_Texto de la página_.
****************
El trafo de alimentación es más grande que el de salida.

Por otro lado el trafo de salida tiene un primario con 3 cables o 5 en el primer caso dos del mismo color y uno distinto, en segundo caso colores de a dos y el quinto distinto en el secundario puede haber hasta 4 conductores tipicamente se difrencia del primario midiendo con un tester  que la mayor medida entre dos calbles es muchisimo menor que la menor medida entre dos conductores del primario


----------



## alemayol (May 19, 2011)

mucas gracias pandacba muy atentoo ! ahora a renegar con el trasformador de salida no consigo para las 6L6G tendras algun circuito para armar?


----------



## pandacba (May 19, 2011)

Siiiiiii, en la Wiki del foro esta el correo de una persona que hace muy buenos trafos, no tiene nada que envidarle a los imporados , fijate, solo le tenes que darl el tubo que utilzaras si es lineal  o ultralineal(este es más caro) y algún otro dato que te pueda pedir, ponete en contacto y averigua que sale.

Esqumas si tengo bastantes mañana busco y los subo al foro


----------



## alemayol (May 20, 2011)

dale dale muchas gracias pandacba !


----------



## pandacba (May 20, 2011)

Aqui te dejo uno









Aqui uno con pre

Marshall JTM45


----------



## alemayol (May 20, 2011)

hola de nuevo colega el primer circuito se ve sencillo pero el segundo puede q ande mejor ! el problema es el trafo de salida como te dije anteriormente mira yo consegui este circuito dise donde lo saque que entrega unos 5w aproximado con u trafo comun de 220v a 12v 2 AMPER sera? te dejo el diagrama.


----------



## pandacba (May 20, 2011)

La que vos tenes es una 6L6G, la de ese circuito es una 6V6 que es diferente.
si le pones como trafo de salida cualquier cosa, asi sonara también, yo a eso lo considero una cochinada técnica.

Te fijaste en la Wiki del foro? le preguntaste a esta persona? hacelo asi tenes una idea. 

El trafo de salid hoy en dia no es problema


----------



## alemayol (May 21, 2011)

buenos dias colega si tenes razon yo lo saque de una web y ay decia que esa valvulaera igual a la 6l6g y ahora que miro el datashet no es igual,no no encontre en la wiki a esa persona si podes pasarme el link donde encuentro a esa persona la verdad necesito un par de trafos encontre 4 valvulas en casa EL84 asique estoy como loco con este tema  te agradesco si me facilitas el acesso a esta persona que ace trafos muchas gracias ! pandacba que tengas un buen dia .


----------



## pandacba (May 21, 2011)

Listado de proveedores de Electrónica [Witronica]

El primero de la lista. Echegoren, ese es el que los hace, tenes que especificarle el tubo para el cual queres, si es single o push-pull y si es lineal o ultralineal(este último más caro pero mejora la calidad)
y también podes preguntarle por el trafo de poder


----------



## Juan Jose (May 21, 2011)
****************
_Instrucciones_.
a: Responde según el hilo sobre transformadores:
(i) ¿Cuál es más grande, el trafo de alimentación o el de salida?
(ii) Según pandacba, ¿qué válvula usa el circuito que compartió alemayol?
(iii) ¿Cuántas válvulas EL84 dice alemayol haber encontrado en casa?
b: Continúa el hilo sobre transformadores desde donde termina, redactando el mensaje que sigue.

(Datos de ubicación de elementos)
****************
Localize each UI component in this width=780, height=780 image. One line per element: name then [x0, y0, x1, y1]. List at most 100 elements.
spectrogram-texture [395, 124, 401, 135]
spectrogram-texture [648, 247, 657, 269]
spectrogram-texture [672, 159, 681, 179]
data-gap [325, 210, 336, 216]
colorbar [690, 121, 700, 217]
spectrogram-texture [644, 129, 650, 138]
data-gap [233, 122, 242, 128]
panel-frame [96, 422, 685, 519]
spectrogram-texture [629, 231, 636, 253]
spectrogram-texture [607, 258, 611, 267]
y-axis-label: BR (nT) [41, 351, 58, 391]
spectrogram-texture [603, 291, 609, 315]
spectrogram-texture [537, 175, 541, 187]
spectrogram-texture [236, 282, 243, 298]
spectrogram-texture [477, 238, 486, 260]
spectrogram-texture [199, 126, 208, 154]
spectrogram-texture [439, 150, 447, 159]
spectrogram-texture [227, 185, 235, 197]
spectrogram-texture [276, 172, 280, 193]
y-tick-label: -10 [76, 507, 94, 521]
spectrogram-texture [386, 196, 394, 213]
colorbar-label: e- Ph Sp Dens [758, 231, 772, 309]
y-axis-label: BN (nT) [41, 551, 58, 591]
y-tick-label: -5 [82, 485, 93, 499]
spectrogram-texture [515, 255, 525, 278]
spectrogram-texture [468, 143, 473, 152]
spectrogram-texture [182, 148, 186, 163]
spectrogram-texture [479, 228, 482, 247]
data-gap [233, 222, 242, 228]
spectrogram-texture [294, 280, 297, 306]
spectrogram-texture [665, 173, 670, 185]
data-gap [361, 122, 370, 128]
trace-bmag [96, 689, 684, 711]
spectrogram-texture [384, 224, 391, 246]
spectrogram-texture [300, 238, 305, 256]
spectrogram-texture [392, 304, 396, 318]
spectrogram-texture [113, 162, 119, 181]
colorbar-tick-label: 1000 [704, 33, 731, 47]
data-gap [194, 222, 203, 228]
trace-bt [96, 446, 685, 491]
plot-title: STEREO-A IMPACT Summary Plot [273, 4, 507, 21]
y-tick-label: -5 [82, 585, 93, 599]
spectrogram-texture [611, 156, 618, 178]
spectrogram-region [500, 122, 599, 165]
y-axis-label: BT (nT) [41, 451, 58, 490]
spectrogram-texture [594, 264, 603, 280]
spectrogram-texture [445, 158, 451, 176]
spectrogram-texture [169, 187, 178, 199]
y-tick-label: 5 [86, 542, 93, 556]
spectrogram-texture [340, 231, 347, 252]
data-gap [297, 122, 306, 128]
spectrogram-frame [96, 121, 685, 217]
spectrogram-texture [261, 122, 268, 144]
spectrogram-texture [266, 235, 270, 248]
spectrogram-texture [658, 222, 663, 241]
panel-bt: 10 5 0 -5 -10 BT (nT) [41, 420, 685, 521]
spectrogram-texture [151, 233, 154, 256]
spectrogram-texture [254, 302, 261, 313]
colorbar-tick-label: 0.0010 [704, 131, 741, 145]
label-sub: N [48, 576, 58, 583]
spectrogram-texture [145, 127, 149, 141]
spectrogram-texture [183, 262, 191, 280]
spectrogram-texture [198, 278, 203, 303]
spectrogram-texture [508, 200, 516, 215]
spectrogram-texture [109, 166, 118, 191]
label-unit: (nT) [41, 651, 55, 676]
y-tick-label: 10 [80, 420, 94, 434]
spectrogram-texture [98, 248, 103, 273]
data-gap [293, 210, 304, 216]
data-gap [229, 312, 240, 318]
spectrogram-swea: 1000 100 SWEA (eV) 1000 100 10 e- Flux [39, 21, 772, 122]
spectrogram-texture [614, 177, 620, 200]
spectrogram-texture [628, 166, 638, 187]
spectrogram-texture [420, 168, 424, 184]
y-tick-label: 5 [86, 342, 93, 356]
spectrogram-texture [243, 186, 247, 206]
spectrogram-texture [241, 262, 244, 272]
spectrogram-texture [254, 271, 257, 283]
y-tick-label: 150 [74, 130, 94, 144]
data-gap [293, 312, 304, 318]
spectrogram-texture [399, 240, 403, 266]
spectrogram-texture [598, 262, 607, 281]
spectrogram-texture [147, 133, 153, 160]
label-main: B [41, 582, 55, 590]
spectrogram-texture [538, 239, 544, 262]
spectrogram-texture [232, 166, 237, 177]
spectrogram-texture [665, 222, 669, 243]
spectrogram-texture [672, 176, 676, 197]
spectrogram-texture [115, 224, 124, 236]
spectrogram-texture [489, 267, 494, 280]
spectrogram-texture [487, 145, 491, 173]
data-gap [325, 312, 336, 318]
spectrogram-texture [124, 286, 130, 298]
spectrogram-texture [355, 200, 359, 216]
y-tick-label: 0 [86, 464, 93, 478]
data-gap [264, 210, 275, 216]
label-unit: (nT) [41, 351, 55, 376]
****************
_Respuestas por tarea_.
a:
(i) El trafo de alimentación.
(ii) Una 6V6.
(iii) Cuatro.

b:
alemayol dijo:


> buenos dias colega si tenes razon yo lo saque de una web y ay decia que esa valvulaera igual a la 6l6g y ahora que miro el datashet no es igual,no no encontre en la wiki a esa persona si podes pasarme el link donde encuentro a esa persona la verdad necesito un par de trafos encontre 4 valvulas en casa EL84 asique estoy como loco con este tema te agradesco si me facilitas el acesso a esta persona que ace trafos muchas gracias ! pandacba que tengas un buen dia .


 
Hola. Acá te paso un artículo de una revista confiable, es un amplificador con EL84 para auriculares. 
Suerte si lo armas. !!

saludos

Juan Jose


----------



## pandacba (May 21, 2011)

Para las EL84/6BQ5 y si queres empezar con ellos aqui un más que excelente amplificador desarrollando por uno de los grandes fabricantes de tubos, Mullard, es un proyecto completo, con toda la información necesaria para su construcción
http://www.r-type.org/static/5-10.htm

Leete el articulo completo que esta muy bien explicado todo


----------



## alemayol (May 22, 2011)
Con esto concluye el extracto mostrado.